[Work item]:
Word for word, copy every line of the data.

Records to use START

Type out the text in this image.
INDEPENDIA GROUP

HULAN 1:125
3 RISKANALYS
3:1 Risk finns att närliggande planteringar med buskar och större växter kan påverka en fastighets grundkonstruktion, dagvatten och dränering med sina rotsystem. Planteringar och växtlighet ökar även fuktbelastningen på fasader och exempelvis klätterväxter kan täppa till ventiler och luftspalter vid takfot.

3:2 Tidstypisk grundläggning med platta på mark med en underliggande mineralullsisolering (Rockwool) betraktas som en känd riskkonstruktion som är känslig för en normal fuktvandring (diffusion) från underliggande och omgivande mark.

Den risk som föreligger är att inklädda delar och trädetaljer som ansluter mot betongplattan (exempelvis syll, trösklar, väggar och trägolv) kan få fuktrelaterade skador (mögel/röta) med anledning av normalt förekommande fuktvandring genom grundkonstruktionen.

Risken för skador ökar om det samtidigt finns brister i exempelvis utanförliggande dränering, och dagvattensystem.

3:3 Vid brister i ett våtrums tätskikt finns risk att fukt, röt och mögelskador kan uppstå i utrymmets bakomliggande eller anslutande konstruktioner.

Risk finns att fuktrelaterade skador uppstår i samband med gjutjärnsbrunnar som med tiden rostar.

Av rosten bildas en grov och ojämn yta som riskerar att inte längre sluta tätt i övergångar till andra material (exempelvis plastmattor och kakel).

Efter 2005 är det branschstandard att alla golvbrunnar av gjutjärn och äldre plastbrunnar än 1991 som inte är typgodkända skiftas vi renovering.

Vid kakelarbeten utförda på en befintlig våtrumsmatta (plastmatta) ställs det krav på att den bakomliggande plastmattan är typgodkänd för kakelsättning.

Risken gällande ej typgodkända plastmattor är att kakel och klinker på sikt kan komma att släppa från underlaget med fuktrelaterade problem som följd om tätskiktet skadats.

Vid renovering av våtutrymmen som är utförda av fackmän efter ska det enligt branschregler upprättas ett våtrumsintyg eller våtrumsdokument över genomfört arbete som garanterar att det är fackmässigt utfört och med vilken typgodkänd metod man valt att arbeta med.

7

Records to use END

[Exercise answer]:
Type out the text in this image.
INDEPENDIA GROUP

HULAN 1:125
3 RISKANALYS
3:1 Risk finns att närliggande planteringar med buskar och större växter kan påverka en fastighets grundkonstruktion, dagvatten och dränering med sina rotsystem. Planteringar och växtlighet ökar även fuktbelastningen på fasader och exempelvis klätterväxter kan täppa till ventiler och luftspalter vid takfot.

3:2 Tidstypisk grundläggning med platta på mark med en underliggande mineralullsisolering (Rockwool) betraktas som en känd riskkonstruktion som är känslig för en normal fuktvandring (diffusion) från underliggande och omgivande mark.

Den risk som föreligger är att inklädda delar och trädetaljer som ansluter mot betongplattan (exempelvis syll, trösklar, väggar och trägolv) kan få fuktrelaterade skador (mögel/röta) med anledning av normalt förekommande fuktvandring genom grundkonstruktionen.

Risken för skador ökar om det samtidigt finns brister i exempelvis utanförliggande dränering, och dagvattensystem.

3:3 Vid brister i ett våtrums tätskikt finns risk att fukt, röt och mögelskador kan uppstå i utrymmets bakomliggande eller anslutande konstruktioner.

Risk finns att fuktrelaterade skador uppstår i samband med gjutjärnsbrunnar som med tiden rostar.

Av rosten bildas en grov och ojämn yta som riskerar att inte längre sluta tätt i övergångar till andra material (exempelvis plastmattor och kakel).

Efter 2005 är det branschstandard att alla golvbrunnar av gjutjärn och äldre plastbrunnar än 1991 som inte är typgodkända skiftas vi renovering.

Vid kakelarbeten utförda på en befintlig våtrumsmatta (plastmatta) ställs det krav på att den bakomliggande plastmattan är typgodkänd för kakelsättning.

Risken gällande ej typgodkända plastmattor är att kakel och klinker på sikt kan komma att släppa från underlaget med fuktrelaterade problem som följd om tätskiktet skadats.

Vid renovering av våtutrymmen som är utförda av fackmän efter ska det enligt branschregler upprättas ett våtrumsintyg eller våtrumsdokument över genomfört arbete som garanterar att det är fackmässigt utfört och med vilken typgodkänd metod man valt att arbeta med.

7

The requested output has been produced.